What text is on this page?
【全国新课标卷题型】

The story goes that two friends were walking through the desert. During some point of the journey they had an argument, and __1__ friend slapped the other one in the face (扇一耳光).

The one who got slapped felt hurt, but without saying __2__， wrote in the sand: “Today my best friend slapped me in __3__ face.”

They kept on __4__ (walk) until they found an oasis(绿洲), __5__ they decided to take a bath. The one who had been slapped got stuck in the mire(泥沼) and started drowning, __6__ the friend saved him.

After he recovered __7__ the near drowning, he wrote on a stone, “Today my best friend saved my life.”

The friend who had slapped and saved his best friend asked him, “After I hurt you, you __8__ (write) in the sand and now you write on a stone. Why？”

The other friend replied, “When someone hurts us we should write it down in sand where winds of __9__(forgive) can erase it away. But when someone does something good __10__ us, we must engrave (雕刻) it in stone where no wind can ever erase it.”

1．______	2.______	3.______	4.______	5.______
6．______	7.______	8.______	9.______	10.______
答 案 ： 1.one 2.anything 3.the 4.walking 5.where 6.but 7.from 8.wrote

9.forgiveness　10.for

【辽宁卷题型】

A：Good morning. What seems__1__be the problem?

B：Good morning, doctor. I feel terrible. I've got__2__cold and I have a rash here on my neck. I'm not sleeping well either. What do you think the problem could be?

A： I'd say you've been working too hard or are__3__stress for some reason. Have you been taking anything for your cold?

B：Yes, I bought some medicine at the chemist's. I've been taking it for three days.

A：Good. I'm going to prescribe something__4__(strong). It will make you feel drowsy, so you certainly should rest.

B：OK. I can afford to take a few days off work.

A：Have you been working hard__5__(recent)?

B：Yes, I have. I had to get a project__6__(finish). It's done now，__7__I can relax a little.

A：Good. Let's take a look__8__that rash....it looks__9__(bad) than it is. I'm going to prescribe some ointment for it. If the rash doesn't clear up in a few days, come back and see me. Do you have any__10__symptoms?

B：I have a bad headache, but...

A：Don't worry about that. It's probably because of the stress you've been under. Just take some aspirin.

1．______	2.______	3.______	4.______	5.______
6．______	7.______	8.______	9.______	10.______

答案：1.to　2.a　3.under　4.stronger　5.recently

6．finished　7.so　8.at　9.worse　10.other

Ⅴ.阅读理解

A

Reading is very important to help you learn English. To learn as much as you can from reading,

□ □ □ □ □

*THE REQUEST:* Extract all the material, leaving every line as it is.

*FINISHED EXERCISE:*
What text is on this page?
【全国新课标卷题型】

The story goes that two friends were walking through the desert. During some point of the journey they had an argument, and __1__ friend slapped the other one in the face (扇一耳光).

The one who got slapped felt hurt, but without saying __2__， wrote in the sand: “Today my best friend slapped me in __3__ face.”

They kept on __4__ (walk) until they found an oasis(绿洲), __5__ they decided to take a bath. The one who had been slapped got stuck in the mire(泥沼) and started drowning, __6__ the friend saved him.

After he recovered __7__ the near drowning, he wrote on a stone, “Today my best friend saved my life.”

The friend who had slapped and saved his best friend asked him, “After I hurt you, you __8__ (write) in the sand and now you write on a stone. Why？”

The other friend replied, “When someone hurts us we should write it down in sand where winds of __9__(forgive) can erase it away. But when someone does something good __10__ us, we must engrave (雕刻) it in stone where no wind can ever erase it.”

1．______	2.______	3.______	4.______	5.______
6．______	7.______	8.______	9.______	10.______
答 案 ： 1.one 2.anything 3.the 4.walking 5.where 6.but 7.from 8.wrote

9.forgiveness　10.for

【辽宁卷题型】

A：Good morning. What seems__1__be the problem?

B：Good morning, doctor. I feel terrible. I've got__2__cold and I have a rash here on my neck. I'm not sleeping well either. What do you think the problem could be?

A： I'd say you've been working too hard or are__3__stress for some reason. Have you been taking anything for your cold?

B：Yes, I bought some medicine at the chemist's. I've been taking it for three days.

A：Good. I'm going to prescribe something__4__(strong). It will make you feel drowsy, so you certainly should rest.

B：OK. I can afford to take a few days off work.

A：Have you been working hard__5__(recent)?

B：Yes, I have. I had to get a project__6__(finish). It's done now，__7__I can relax a little.

A：Good. Let's take a look__8__that rash....it looks__9__(bad) than it is. I'm going to prescribe some ointment for it. If the rash doesn't clear up in a few days, come back and see me. Do you have any__10__symptoms?

B：I have a bad headache, but...

A：Don't worry about that. It's probably because of the stress you've been under. Just take some aspirin.

1．______	2.______	3.______	4.______	5.______
6．______	7.______	8.______	9.______	10.______

答案：1.to　2.a　3.under　4.stronger　5.recently

6．finished　7.so　8.at　9.worse　10.other

Ⅴ.阅读理解

A

Reading is very important to help you learn English. To learn as much as you can from reading,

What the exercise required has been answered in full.